Single out the lines that include the word "name". Copy them.

==== Record extracts ====

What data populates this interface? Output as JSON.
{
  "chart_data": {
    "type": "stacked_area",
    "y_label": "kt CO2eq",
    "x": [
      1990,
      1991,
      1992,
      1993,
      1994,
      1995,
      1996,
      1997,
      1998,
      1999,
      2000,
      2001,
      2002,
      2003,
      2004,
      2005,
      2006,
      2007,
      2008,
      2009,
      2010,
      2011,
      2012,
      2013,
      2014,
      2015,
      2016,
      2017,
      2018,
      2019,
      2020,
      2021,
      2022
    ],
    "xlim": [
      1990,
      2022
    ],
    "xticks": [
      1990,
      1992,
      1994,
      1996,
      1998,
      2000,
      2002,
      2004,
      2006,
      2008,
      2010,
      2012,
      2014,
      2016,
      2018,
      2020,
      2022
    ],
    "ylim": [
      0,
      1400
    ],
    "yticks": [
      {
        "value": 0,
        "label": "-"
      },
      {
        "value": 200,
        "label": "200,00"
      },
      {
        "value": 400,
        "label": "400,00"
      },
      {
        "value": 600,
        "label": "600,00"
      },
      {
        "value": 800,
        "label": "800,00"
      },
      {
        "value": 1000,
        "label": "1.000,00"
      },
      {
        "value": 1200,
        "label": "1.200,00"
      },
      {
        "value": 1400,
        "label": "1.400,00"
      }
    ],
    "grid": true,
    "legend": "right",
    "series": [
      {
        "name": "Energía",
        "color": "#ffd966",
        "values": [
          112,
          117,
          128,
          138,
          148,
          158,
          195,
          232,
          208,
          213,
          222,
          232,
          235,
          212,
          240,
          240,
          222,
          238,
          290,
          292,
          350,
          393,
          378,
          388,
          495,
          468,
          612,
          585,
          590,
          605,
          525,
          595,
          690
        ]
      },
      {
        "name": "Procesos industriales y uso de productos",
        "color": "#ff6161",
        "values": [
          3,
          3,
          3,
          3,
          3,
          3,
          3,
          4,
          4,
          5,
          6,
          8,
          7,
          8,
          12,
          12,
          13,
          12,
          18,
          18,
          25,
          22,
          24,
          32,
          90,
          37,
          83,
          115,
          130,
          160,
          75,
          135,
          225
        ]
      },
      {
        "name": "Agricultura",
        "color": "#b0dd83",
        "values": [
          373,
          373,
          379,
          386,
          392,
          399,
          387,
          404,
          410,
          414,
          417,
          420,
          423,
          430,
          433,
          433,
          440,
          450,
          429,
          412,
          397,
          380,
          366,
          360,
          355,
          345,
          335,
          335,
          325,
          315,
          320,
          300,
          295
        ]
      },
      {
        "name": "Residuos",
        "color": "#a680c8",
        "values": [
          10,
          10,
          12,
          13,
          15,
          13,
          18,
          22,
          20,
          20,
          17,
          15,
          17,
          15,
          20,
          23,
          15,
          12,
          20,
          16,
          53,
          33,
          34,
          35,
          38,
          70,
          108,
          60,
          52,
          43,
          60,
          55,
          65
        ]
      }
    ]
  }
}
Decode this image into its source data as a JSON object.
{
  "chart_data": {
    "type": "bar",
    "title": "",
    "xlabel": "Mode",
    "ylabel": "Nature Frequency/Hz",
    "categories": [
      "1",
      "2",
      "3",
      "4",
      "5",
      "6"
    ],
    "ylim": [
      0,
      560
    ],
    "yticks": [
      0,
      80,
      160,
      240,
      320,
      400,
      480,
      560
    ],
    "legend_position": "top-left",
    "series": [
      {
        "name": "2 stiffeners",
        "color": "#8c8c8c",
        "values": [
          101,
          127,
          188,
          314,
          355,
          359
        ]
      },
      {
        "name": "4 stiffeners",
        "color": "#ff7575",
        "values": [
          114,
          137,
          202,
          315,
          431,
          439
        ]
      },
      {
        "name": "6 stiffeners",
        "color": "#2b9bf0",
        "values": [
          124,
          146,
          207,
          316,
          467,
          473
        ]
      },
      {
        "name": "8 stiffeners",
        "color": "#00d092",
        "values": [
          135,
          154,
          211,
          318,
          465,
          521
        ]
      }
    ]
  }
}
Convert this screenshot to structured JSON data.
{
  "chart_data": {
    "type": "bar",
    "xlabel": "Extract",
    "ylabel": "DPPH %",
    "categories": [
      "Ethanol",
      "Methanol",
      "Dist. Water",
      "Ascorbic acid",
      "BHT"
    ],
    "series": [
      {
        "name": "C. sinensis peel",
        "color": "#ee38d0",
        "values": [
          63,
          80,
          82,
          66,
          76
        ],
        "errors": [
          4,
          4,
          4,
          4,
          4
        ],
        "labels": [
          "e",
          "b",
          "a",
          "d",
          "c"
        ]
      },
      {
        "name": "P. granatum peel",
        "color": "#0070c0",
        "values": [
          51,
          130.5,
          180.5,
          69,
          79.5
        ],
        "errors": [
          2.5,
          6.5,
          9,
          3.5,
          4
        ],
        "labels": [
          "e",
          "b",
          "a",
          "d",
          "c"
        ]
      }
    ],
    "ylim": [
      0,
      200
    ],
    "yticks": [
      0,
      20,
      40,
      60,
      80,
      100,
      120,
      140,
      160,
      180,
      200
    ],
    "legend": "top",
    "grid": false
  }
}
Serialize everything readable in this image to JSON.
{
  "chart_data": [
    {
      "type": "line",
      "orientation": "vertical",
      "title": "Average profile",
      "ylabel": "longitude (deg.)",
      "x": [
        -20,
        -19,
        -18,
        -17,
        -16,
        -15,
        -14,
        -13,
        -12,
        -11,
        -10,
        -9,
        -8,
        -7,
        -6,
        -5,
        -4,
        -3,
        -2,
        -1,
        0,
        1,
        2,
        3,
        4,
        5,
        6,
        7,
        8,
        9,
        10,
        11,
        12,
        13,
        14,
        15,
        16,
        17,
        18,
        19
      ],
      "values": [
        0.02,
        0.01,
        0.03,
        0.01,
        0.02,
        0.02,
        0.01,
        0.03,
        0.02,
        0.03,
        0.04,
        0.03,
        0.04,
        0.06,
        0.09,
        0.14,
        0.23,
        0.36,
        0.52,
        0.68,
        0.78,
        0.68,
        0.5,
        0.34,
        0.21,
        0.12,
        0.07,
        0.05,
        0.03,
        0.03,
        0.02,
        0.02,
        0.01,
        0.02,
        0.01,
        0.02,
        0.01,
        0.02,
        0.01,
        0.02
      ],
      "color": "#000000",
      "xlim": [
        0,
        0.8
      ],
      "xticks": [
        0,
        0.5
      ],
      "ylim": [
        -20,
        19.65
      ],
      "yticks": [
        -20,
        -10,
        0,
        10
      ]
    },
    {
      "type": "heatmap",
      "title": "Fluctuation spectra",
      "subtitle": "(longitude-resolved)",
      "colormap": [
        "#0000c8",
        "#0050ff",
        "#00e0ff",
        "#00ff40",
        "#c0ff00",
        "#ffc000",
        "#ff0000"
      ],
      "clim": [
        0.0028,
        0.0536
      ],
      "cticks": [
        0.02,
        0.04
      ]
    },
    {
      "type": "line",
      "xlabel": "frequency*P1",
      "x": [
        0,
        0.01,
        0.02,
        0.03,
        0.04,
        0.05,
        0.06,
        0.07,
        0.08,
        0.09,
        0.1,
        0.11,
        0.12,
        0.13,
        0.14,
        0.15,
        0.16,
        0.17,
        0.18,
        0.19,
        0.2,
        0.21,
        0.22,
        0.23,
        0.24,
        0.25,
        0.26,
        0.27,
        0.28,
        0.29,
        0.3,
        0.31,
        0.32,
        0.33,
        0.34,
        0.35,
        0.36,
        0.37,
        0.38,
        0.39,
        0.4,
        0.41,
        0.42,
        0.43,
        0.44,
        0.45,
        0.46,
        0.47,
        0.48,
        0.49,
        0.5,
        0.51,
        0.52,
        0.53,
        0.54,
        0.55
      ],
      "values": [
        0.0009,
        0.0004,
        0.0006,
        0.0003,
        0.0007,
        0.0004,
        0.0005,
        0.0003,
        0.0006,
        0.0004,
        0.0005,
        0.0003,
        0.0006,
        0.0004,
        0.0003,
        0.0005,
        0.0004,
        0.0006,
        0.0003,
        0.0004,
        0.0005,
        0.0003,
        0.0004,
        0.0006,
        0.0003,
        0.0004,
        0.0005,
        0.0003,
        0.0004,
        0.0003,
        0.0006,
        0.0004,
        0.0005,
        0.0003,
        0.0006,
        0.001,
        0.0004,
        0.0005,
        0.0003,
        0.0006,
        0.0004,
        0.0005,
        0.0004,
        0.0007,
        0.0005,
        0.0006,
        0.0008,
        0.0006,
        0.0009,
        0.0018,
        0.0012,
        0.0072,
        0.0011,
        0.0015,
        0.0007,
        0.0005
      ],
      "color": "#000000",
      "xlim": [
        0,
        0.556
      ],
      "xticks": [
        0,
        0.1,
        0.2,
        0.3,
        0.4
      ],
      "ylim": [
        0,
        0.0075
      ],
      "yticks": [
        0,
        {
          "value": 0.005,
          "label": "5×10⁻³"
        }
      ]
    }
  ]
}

====

> Result of the task:
        "name": "Energía",
        "name": "Procesos industriales y uso de productos",
        "name": "Agricultura",
        "name": "Residuos",
        "name": "2 stiffeners",
        "name": "4 stiffeners",
        "name": "6 stiffeners",
        "name": "8 stiffeners",
        "name": "C. sinensis peel",
        "name": "P. granatum peel",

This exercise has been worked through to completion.